Listed records:
######

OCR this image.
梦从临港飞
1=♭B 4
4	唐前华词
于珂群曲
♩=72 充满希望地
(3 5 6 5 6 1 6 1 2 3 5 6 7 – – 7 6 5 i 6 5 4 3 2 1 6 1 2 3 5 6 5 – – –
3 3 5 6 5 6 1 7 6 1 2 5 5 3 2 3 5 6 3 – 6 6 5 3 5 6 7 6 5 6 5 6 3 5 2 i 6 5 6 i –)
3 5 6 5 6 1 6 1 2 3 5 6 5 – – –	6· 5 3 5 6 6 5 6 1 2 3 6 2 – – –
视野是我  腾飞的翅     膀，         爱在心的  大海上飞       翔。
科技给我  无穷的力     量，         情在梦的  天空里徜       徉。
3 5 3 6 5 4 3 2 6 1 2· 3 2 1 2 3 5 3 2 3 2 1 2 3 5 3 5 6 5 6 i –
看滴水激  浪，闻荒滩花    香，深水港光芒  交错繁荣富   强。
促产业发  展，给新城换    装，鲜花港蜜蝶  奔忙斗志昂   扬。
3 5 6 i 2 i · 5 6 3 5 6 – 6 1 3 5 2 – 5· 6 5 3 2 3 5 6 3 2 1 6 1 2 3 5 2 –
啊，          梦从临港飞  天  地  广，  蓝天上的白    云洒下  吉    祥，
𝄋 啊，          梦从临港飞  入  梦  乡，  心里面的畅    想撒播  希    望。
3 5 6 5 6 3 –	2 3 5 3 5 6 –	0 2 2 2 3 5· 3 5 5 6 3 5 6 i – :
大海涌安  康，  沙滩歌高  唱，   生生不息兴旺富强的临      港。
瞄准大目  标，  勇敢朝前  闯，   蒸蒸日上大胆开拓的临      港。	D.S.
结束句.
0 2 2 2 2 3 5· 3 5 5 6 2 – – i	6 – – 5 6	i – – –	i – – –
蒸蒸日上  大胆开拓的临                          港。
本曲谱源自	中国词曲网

######

The request: Report each line of the material above where the word "梦从临港飞" appears.

Final result:
梦从临港飞
啊，          梦从临港飞  天  地  广，  蓝天上的白    云洒下  吉    祥，
𝄋 啊，          梦从临港飞  入  梦  乡，  心里面的畅    想撒播  希    望。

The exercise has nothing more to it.